### Your goal
The listing below must be repeated word for word, with its images excluded.

Extracts from a graphics dataset
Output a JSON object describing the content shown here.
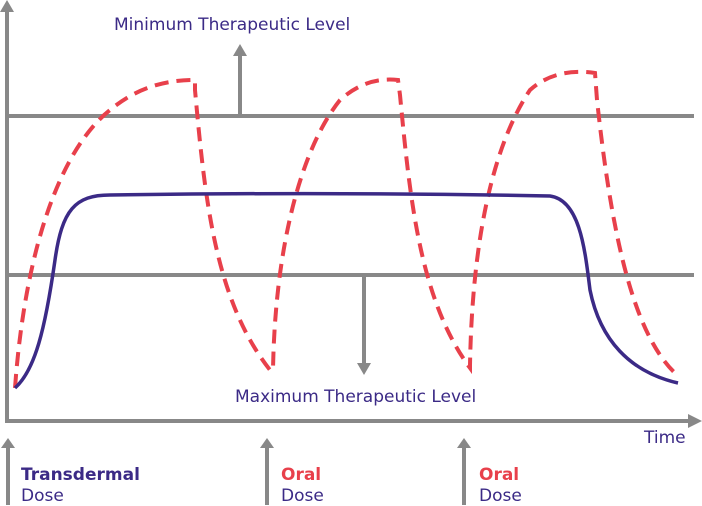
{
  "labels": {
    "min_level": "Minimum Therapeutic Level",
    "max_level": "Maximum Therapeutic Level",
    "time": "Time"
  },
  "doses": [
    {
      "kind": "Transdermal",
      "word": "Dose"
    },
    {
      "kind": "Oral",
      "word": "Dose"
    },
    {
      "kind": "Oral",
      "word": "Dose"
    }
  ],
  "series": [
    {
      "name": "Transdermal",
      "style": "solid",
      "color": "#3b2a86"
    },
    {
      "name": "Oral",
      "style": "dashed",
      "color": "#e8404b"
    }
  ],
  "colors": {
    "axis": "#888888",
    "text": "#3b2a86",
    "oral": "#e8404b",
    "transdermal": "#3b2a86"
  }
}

### Written reply
Output a JSON object describing the content shown here.
{
  "labels": {
    "min_level": "Minimum Therapeutic Level",
    "max_level": "Maximum Therapeutic Level",
    "time": "Time"
  },
  "doses": [
    {
      "kind": "Transdermal",
      "word": "Dose"
    },
    {
      "kind": "Oral",
      "word": "Dose"
    },
    {
      "kind": "Oral",
      "word": "Dose"
    }
  ],
  "series": [
    {
      "name": "Transdermal",
      "style": "solid",
      "color": "#3b2a86"
    },
    {
      "name": "Oral",
      "style": "dashed",
      "color": "#e8404b"
    }
  ],
  "colors": {
    "axis": "#888888",
    "text": "#3b2a86",
    "oral": "#e8404b",
    "transdermal": "#3b2a86"
  }
}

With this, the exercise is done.